======== Supplied information

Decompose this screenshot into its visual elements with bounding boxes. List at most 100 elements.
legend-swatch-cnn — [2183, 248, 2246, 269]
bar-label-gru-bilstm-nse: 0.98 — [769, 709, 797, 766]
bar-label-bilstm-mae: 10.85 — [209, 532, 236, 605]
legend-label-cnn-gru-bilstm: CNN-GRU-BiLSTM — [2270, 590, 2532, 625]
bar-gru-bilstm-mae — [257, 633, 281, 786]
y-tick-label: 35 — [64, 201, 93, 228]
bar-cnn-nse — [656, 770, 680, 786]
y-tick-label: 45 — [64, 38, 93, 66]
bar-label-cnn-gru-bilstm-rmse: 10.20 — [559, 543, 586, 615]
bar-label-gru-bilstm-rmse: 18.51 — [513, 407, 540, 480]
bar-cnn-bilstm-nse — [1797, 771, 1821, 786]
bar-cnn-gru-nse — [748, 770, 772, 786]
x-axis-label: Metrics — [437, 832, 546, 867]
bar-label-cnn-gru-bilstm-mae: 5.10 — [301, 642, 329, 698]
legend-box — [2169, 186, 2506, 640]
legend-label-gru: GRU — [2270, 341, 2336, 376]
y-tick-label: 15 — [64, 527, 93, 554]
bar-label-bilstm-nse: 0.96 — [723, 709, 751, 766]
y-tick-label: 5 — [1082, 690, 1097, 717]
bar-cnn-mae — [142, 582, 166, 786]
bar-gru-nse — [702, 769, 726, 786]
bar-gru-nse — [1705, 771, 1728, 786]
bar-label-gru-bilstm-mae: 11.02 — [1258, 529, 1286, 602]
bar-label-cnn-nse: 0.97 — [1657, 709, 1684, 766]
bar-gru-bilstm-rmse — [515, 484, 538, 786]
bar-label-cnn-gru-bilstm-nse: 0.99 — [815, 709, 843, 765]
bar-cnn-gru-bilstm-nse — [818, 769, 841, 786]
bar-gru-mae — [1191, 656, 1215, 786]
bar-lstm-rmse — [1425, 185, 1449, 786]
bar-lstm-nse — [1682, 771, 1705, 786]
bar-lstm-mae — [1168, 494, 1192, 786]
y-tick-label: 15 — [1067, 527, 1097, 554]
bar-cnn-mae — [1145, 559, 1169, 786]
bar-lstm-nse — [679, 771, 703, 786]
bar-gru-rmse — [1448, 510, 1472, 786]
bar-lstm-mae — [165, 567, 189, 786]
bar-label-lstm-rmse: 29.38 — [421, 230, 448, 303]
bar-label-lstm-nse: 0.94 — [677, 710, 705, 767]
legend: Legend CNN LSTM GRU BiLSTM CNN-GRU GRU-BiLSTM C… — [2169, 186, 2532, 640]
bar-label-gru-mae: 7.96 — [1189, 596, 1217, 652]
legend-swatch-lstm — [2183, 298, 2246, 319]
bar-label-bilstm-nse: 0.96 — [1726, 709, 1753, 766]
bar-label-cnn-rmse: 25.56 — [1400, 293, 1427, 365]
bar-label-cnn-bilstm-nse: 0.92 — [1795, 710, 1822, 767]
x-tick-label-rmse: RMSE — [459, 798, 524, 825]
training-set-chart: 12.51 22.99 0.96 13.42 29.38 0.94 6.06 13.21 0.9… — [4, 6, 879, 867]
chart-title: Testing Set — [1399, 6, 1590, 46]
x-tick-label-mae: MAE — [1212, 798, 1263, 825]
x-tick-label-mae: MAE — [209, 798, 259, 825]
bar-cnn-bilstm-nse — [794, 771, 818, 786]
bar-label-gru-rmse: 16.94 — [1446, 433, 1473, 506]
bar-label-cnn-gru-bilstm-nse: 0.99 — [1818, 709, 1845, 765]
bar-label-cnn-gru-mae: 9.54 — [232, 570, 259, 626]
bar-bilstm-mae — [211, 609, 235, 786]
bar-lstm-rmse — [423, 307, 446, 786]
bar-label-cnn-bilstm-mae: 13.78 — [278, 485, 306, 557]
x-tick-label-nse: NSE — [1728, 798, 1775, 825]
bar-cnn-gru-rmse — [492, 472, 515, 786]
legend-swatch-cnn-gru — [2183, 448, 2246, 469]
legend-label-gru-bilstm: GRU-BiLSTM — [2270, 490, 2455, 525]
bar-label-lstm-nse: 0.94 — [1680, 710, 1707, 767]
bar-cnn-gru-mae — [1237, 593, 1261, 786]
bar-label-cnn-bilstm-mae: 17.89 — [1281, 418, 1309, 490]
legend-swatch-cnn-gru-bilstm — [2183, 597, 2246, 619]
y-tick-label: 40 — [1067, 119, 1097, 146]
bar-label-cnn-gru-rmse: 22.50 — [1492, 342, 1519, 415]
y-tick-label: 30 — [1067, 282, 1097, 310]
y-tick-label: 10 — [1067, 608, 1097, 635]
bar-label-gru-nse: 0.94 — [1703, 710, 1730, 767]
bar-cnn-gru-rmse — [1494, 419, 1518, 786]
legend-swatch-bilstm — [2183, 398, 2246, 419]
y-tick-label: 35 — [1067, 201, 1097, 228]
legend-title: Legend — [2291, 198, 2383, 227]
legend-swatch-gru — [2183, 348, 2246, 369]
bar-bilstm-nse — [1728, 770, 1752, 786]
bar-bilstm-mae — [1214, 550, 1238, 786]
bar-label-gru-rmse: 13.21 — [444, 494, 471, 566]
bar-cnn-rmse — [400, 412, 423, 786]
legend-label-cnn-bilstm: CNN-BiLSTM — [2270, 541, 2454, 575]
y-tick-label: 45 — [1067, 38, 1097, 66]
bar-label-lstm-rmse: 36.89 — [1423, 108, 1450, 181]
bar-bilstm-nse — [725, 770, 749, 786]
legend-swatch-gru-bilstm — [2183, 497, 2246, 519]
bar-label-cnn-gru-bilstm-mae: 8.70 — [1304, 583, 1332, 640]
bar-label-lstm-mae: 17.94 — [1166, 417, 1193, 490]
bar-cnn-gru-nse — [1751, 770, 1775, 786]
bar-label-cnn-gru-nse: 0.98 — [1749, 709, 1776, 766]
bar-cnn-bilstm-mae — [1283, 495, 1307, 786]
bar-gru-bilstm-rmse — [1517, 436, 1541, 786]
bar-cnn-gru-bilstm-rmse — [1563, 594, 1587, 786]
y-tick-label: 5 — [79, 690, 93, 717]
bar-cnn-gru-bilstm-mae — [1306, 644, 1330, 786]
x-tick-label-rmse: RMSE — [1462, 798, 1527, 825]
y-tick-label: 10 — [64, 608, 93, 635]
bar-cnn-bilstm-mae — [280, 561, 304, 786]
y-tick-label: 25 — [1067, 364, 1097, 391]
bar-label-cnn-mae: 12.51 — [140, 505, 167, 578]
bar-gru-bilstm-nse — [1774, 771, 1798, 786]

================

Stated task: Update the part of the listing that opens at its first line and closes with the line containing "y-tick-label: 15 — [64, 527, 93, 554]" by replacing "Metrics" with "Evaluation metrics", leaving everything else unchanged.

Task response:
Decompose this screenshot into its visual elements with bounding boxes. List at most 100 elements.
legend-swatch-cnn — [2183, 248, 2246, 269]
bar-label-gru-bilstm-nse: 0.98 — [769, 709, 797, 766]
bar-label-bilstm-mae: 10.85 — [209, 532, 236, 605]
legend-label-cnn-gru-bilstm: CNN-GRU-BiLSTM — [2270, 590, 2532, 625]
bar-gru-bilstm-mae — [257, 633, 281, 786]
y-tick-label: 35 — [64, 201, 93, 228]
bar-cnn-nse — [656, 770, 680, 786]
y-tick-label: 45 — [64, 38, 93, 66]
bar-label-cnn-gru-bilstm-rmse: 10.20 — [559, 543, 586, 615]
bar-label-gru-bilstm-rmse: 18.51 — [513, 407, 540, 480]
bar-cnn-bilstm-nse — [1797, 771, 1821, 786]
bar-cnn-gru-nse — [748, 770, 772, 786]
x-axis-label: Evaluation metrics — [437, 832, 546, 867]
bar-label-cnn-gru-bilstm-mae: 5.10 — [301, 642, 329, 698]
legend-box — [2169, 186, 2506, 640]
legend-label-gru: GRU — [2270, 341, 2336, 376]
y-tick-label: 15 — [64, 527, 93, 554]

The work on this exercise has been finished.